● **Aim**
Which lines hold the word "distance"? Copy each of them.

----------------------------------------

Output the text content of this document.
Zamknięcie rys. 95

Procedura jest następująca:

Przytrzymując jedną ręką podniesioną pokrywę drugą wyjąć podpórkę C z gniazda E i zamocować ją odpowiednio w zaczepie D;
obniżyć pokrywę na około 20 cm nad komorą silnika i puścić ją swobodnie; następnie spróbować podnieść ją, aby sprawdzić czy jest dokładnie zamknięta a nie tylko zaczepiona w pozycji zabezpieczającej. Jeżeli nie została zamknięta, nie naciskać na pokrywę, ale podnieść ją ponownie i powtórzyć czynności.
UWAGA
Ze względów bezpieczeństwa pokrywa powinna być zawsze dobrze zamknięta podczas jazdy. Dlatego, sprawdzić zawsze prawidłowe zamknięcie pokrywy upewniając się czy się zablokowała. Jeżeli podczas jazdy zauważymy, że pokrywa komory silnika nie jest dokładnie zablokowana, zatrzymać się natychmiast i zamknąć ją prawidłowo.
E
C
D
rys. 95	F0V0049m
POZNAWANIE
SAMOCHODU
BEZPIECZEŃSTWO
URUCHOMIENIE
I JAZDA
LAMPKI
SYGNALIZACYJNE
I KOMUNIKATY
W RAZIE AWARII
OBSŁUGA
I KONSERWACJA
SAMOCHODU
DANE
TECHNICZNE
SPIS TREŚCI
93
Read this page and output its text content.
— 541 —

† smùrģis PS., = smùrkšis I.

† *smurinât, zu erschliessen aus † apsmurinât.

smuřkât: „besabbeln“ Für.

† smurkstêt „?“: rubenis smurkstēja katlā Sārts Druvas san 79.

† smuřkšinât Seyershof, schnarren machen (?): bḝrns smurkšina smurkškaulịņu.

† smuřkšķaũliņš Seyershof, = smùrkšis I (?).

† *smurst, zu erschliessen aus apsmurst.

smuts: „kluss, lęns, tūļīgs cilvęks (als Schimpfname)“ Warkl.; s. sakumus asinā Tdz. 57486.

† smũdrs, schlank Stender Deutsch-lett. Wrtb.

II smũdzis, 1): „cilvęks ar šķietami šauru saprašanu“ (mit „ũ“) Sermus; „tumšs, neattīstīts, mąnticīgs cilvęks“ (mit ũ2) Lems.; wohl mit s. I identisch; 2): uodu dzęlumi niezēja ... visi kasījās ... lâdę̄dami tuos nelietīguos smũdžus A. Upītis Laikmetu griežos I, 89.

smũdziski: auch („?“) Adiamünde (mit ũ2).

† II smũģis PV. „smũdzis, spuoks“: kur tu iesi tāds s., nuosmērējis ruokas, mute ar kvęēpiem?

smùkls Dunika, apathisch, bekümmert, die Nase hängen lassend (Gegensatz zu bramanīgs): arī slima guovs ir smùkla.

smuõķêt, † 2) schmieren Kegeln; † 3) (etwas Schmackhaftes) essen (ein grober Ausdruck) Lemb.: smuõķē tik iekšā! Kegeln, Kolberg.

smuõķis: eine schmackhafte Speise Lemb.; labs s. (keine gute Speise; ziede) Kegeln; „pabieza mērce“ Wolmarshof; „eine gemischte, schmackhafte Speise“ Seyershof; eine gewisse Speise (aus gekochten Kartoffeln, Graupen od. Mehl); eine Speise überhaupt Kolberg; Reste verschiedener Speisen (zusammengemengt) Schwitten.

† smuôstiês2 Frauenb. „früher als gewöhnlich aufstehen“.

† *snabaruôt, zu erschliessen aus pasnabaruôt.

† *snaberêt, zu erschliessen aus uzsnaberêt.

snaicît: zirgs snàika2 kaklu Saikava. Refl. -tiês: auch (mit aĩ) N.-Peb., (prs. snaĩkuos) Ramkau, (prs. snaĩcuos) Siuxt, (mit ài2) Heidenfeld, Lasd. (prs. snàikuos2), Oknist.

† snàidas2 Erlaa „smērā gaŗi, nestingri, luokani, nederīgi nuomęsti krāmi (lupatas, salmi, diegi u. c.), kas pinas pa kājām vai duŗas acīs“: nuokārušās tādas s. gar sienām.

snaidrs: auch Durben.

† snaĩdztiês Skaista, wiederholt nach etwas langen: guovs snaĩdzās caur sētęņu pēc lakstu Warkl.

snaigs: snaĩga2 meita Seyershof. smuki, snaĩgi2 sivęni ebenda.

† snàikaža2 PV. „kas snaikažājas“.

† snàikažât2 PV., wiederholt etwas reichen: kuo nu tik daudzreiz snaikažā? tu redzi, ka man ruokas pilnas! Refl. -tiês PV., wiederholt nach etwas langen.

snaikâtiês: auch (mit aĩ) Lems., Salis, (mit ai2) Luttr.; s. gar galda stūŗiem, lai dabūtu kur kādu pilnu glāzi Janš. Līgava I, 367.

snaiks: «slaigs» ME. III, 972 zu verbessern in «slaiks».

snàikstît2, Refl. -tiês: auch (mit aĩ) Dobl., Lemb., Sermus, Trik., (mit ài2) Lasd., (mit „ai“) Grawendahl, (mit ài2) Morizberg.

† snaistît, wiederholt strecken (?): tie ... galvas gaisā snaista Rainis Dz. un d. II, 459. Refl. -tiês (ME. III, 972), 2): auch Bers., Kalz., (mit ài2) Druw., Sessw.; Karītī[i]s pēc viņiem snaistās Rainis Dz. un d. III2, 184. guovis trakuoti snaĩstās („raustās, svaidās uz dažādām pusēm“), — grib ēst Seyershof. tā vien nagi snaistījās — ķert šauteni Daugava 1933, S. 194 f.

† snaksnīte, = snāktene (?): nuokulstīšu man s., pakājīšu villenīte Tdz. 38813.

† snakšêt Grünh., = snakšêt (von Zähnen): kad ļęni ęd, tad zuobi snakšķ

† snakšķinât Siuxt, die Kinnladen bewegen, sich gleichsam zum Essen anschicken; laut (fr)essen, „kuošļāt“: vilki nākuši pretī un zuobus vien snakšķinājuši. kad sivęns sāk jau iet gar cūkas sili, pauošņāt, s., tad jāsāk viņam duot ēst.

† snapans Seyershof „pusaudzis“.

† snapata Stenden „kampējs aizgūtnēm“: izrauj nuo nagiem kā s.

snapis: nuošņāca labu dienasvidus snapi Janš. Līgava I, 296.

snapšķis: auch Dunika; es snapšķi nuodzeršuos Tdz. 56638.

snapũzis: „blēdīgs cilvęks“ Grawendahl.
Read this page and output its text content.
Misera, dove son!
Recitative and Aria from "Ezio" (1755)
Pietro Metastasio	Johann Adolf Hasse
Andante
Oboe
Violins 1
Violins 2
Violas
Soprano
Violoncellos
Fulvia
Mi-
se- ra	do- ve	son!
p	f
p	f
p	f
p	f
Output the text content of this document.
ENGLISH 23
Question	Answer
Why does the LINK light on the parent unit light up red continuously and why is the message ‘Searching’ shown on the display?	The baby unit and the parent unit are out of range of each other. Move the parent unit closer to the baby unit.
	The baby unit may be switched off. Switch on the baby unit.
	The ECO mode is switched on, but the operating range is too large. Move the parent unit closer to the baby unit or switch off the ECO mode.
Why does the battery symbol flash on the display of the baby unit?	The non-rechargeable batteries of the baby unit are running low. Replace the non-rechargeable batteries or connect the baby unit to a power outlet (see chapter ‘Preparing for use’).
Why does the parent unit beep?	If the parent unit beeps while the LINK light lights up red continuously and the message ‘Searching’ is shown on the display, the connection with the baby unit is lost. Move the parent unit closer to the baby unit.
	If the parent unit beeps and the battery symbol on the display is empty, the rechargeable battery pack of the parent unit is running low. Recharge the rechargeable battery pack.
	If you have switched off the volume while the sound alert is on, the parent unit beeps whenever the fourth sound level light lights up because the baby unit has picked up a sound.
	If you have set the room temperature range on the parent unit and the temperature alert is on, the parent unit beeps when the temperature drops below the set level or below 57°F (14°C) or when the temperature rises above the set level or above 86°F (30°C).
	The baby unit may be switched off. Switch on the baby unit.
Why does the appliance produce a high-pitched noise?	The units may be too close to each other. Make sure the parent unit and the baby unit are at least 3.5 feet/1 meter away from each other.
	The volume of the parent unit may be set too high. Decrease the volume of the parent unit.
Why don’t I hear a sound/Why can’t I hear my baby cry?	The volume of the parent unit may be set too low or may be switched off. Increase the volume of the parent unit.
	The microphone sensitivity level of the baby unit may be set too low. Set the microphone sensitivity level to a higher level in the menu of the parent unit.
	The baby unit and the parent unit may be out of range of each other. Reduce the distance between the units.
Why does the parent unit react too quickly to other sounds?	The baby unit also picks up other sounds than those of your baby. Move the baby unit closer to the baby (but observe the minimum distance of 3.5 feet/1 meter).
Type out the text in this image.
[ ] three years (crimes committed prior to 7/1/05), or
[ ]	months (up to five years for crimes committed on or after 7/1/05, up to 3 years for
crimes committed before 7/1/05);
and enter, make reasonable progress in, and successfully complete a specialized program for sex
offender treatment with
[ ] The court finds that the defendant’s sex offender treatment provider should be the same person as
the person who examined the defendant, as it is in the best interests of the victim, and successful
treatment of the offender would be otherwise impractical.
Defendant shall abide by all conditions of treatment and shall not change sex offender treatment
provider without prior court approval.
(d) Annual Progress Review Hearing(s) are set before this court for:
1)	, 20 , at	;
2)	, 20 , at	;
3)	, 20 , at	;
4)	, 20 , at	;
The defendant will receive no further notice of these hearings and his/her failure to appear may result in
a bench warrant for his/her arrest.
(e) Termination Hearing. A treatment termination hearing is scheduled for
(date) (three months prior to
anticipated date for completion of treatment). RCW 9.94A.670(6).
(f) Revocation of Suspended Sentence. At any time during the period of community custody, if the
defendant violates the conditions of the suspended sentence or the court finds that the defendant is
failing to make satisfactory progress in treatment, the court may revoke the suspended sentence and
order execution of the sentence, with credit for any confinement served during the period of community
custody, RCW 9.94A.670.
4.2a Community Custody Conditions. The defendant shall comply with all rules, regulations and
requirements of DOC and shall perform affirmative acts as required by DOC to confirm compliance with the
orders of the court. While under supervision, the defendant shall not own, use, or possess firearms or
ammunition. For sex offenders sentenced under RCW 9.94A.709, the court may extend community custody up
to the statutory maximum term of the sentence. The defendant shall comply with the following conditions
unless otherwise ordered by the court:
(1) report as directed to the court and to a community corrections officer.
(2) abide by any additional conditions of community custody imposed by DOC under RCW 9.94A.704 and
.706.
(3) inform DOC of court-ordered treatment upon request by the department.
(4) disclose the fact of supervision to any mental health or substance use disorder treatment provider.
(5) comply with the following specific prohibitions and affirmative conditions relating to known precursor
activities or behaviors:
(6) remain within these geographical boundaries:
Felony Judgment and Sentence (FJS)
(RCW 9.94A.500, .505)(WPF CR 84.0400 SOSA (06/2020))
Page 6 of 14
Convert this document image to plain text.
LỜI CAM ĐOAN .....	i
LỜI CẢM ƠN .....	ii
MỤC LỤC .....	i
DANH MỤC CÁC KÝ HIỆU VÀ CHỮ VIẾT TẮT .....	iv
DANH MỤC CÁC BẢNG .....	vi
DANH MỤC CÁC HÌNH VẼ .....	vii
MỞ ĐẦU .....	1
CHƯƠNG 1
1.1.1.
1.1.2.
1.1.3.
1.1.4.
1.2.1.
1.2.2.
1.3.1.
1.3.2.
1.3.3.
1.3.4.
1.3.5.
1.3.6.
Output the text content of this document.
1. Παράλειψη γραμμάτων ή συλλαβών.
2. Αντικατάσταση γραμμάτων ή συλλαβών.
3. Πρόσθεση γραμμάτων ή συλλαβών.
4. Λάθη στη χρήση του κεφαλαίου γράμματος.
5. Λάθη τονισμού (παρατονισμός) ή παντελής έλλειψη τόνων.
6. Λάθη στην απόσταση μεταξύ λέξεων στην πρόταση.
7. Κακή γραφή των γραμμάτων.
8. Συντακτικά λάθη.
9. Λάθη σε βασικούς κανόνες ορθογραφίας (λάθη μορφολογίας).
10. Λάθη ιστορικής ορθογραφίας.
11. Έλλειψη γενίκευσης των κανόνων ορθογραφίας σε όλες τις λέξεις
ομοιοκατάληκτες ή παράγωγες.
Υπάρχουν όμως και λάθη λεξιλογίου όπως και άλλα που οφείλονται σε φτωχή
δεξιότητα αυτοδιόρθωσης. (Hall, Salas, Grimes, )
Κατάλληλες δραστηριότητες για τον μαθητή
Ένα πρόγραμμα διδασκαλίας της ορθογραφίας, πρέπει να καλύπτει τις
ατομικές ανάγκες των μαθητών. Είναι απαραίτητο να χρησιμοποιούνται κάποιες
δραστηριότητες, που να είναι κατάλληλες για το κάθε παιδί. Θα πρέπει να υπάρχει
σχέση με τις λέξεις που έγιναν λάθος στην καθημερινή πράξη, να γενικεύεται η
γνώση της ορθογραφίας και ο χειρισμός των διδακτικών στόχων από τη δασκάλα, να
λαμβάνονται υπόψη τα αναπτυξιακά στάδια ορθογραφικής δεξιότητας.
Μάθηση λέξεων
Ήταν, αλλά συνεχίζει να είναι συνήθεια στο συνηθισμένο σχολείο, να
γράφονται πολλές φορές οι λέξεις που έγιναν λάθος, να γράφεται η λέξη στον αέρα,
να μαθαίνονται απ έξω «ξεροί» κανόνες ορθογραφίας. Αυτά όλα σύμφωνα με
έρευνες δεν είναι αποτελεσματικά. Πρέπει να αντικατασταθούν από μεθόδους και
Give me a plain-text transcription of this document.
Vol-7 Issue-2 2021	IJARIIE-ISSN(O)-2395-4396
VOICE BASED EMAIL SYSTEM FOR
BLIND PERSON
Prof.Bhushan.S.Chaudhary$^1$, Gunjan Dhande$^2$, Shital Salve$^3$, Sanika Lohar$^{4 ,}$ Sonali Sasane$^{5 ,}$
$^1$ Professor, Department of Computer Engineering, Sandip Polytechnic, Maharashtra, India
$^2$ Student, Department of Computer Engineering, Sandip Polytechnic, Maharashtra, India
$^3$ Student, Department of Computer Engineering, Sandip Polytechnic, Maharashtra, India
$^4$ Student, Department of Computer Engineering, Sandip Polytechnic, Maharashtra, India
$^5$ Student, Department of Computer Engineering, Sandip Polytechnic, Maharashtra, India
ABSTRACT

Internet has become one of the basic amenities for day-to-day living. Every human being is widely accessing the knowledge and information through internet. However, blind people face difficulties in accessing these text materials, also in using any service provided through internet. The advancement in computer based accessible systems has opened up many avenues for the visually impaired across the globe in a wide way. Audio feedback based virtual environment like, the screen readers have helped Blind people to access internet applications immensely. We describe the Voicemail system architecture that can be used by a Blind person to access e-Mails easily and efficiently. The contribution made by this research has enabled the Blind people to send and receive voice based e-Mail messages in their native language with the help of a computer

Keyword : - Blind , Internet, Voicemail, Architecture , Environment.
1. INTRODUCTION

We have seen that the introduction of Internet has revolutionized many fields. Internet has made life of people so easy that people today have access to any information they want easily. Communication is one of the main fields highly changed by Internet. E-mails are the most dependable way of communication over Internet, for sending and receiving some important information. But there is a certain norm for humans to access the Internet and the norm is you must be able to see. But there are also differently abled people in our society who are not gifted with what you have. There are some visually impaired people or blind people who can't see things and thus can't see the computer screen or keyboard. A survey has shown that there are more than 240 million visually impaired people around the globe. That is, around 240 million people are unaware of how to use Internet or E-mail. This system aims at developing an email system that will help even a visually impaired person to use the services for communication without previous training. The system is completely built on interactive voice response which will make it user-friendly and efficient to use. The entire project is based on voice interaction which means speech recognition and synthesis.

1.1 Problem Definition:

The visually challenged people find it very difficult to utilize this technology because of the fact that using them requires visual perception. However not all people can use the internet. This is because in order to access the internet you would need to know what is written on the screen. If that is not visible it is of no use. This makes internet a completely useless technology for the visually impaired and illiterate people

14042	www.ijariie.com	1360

----------------------------------------

● **Result for this task**
	The baby unit and the parent unit may be out of range of each other. Reduce the distance between the units.
Why does the parent unit react too quickly to other sounds?	The baby unit also picks up other sounds than those of your baby. Move the baby unit closer to the baby (but observe the minimum distance of 3.5 feet/1 meter).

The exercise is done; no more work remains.